## What this task involves
Reproduce the records below in their entirety, character for character.

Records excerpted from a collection
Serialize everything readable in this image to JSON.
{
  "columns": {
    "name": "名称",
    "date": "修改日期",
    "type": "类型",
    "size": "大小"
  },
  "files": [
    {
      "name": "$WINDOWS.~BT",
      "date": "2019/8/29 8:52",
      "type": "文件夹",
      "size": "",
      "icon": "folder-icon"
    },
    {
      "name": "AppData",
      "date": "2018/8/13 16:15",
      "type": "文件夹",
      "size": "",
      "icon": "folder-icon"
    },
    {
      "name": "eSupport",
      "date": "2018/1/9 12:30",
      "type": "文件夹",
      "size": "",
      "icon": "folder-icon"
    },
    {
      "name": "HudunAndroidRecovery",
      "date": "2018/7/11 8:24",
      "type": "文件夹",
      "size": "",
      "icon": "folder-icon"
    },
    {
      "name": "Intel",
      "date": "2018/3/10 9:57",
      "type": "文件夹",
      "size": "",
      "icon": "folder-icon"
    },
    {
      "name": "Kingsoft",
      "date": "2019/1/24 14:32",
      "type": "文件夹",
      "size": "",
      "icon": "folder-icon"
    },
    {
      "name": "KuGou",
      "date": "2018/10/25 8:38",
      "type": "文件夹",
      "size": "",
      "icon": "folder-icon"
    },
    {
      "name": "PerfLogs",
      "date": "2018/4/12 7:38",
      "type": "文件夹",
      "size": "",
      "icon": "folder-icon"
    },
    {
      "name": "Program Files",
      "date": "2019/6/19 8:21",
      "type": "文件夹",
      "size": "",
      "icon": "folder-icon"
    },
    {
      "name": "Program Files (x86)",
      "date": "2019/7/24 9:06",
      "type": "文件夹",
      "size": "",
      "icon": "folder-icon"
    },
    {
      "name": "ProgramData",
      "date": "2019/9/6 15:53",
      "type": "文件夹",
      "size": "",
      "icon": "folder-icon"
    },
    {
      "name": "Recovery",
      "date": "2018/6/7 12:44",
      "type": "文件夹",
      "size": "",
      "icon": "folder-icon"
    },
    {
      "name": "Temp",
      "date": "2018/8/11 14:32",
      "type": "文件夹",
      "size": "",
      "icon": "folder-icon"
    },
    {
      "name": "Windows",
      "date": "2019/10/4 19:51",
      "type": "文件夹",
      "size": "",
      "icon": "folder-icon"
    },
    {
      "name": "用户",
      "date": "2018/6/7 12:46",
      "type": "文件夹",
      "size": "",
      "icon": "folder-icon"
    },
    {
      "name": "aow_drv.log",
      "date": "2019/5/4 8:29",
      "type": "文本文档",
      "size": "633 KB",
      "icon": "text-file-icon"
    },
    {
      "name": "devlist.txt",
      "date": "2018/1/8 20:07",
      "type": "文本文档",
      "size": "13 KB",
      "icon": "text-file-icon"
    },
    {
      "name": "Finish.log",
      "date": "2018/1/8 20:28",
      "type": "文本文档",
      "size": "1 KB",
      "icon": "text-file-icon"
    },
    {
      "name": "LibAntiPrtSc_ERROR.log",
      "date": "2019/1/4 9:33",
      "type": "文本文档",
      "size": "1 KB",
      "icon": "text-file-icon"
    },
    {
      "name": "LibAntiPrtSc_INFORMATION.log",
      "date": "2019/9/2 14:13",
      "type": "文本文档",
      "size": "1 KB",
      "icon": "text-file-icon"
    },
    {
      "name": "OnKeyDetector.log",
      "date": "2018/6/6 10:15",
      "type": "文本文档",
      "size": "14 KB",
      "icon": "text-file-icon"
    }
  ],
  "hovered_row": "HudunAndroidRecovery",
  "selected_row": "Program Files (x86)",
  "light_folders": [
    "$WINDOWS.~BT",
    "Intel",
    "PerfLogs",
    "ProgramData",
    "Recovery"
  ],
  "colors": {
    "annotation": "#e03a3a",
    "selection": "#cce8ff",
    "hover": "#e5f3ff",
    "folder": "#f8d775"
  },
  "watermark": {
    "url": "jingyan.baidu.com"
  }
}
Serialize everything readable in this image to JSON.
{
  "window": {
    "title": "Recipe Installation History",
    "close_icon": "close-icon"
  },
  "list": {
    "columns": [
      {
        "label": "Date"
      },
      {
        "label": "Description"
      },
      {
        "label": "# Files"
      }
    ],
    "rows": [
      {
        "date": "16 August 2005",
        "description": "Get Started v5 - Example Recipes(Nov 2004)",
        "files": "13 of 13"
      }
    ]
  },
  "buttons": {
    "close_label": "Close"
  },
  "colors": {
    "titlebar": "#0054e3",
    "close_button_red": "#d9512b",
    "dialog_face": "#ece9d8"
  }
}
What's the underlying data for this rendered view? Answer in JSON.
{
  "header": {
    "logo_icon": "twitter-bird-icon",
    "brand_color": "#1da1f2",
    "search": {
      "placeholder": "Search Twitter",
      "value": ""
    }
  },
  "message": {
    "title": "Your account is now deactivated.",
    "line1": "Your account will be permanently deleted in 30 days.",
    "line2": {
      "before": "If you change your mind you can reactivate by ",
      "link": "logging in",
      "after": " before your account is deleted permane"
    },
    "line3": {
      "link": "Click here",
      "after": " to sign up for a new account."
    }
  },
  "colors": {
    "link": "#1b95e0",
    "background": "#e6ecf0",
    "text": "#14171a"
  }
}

## Response to this task
Serialize everything readable in this image to JSON.
{
  "columns": {
    "name": "名称",
    "date": "修改日期",
    "type": "类型",
    "size": "大小"
  },
  "files": [
    {
      "name": "$WINDOWS.~BT",
      "date": "2019/8/29 8:52",
      "type": "文件夹",
      "size": "",
      "icon": "folder-icon"
    },
    {
      "name": "AppData",
      "date": "2018/8/13 16:15",
      "type": "文件夹",
      "size": "",
      "icon": "folder-icon"
    },
    {
      "name": "eSupport",
      "date": "2018/1/9 12:30",
      "type": "文件夹",
      "size": "",
      "icon": "folder-icon"
    },
    {
      "name": "HudunAndroidRecovery",
      "date": "2018/7/11 8:24",
      "type": "文件夹",
      "size": "",
      "icon": "folder-icon"
    },
    {
      "name": "Intel",
      "date": "2018/3/10 9:57",
      "type": "文件夹",
      "size": "",
      "icon": "folder-icon"
    },
    {
      "name": "Kingsoft",
      "date": "2019/1/24 14:32",
      "type": "文件夹",
      "size": "",
      "icon": "folder-icon"
    },
    {
      "name": "KuGou",
      "date": "2018/10/25 8:38",
      "type": "文件夹",
      "size": "",
      "icon": "folder-icon"
    },
    {
      "name": "PerfLogs",
      "date": "2018/4/12 7:38",
      "type": "文件夹",
      "size": "",
      "icon": "folder-icon"
    },
    {
      "name": "Program Files",
      "date": "2019/6/19 8:21",
      "type": "文件夹",
      "size": "",
      "icon": "folder-icon"
    },
    {
      "name": "Program Files (x86)",
      "date": "2019/7/24 9:06",
      "type": "文件夹",
      "size": "",
      "icon": "folder-icon"
    },
    {
      "name": "ProgramData",
      "date": "2019/9/6 15:53",
      "type": "文件夹",
      "size": "",
      "icon": "folder-icon"
    },
    {
      "name": "Recovery",
      "date": "2018/6/7 12:44",
      "type": "文件夹",
      "size": "",
      "icon": "folder-icon"
    },
    {
      "name": "Temp",
      "date": "2018/8/11 14:32",
      "type": "文件夹",
      "size": "",
      "icon": "folder-icon"
    },
    {
      "name": "Windows",
      "date": "2019/10/4 19:51",
      "type": "文件夹",
      "size": "",
      "icon": "folder-icon"
    },
    {
      "name": "用户",
      "date": "2018/6/7 12:46",
      "type": "文件夹",
      "size": "",
      "icon": "folder-icon"
    },
    {
      "name": "aow_drv.log",
      "date": "2019/5/4 8:29",
      "type": "文本文档",
      "size": "633 KB",
      "icon": "text-file-icon"
    },
    {
      "name": "devlist.txt",
      "date": "2018/1/8 20:07",
      "type": "文本文档",
      "size": "13 KB",
      "icon": "text-file-icon"
    },
    {
      "name": "Finish.log",
      "date": "2018/1/8 20:28",
      "type": "文本文档",
      "size": "1 KB",
      "icon": "text-file-icon"
    },
    {
      "name": "LibAntiPrtSc_ERROR.log",
      "date": "2019/1/4 9:33",
      "type": "文本文档",
      "size": "1 KB",
      "icon": "text-file-icon"
    },
    {
      "name": "LibAntiPrtSc_INFORMATION.log",
      "date": "2019/9/2 14:13",
      "type": "文本文档",
      "size": "1 KB",
      "icon": "text-file-icon"
    },
    {
      "name": "OnKeyDetector.log",
      "date": "2018/6/6 10:15",
      "type": "文本文档",
      "size": "14 KB",
      "icon": "text-file-icon"
    }
  ],
  "hovered_row": "HudunAndroidRecovery",
  "selected_row": "Program Files (x86)",
  "light_folders": [
    "$WINDOWS.~BT",
    "Intel",
    "PerfLogs",
    "ProgramData",
    "Recovery"
  ],
  "colors": {
    "annotation": "#e03a3a",
    "selection": "#cce8ff",
    "hover": "#e5f3ff",
    "folder": "#f8d775"
  },
  "watermark": {
    "url": "jingyan.baidu.com"
  }
}
Serialize everything readable in this image to JSON.
{
  "window": {
    "title": "Recipe Installation History",
    "close_icon": "close-icon"
  },
  "list": {
    "columns": [
      {
        "label": "Date"
      },
      {
        "label": "Description"
      },
      {
        "label": "# Files"
      }
    ],
    "rows": [
      {
        "date": "16 August 2005",
        "description": "Get Started v5 - Example Recipes(Nov 2004)",
        "files": "13 of 13"
      }
    ]
  },
  "buttons": {
    "close_label": "Close"
  },
  "colors": {
    "titlebar": "#0054e3",
    "close_button_red": "#d9512b",
    "dialog_face": "#ece9d8"
  }
}
What's the underlying data for this rendered view? Answer in JSON.
{
  "header": {
    "logo_icon": "twitter-bird-icon",
    "brand_color": "#1da1f2",
    "search": {
      "placeholder": "Search Twitter",
      "value": ""
    }
  },
  "message": {
    "title": "Your account is now deactivated.",
    "line1": "Your account will be permanently deleted in 30 days.",
    "line2": {
      "before": "If you change your mind you can reactivate by ",
      "link": "logging in",
      "after": " before your account is deleted permane"
    },
    "line3": {
      "link": "Click here",
      "after": " to sign up for a new account."
    }
  },
  "colors": {
    "link": "#1b95e0",
    "background": "#e6ecf0",
    "text": "#14171a"
  }
}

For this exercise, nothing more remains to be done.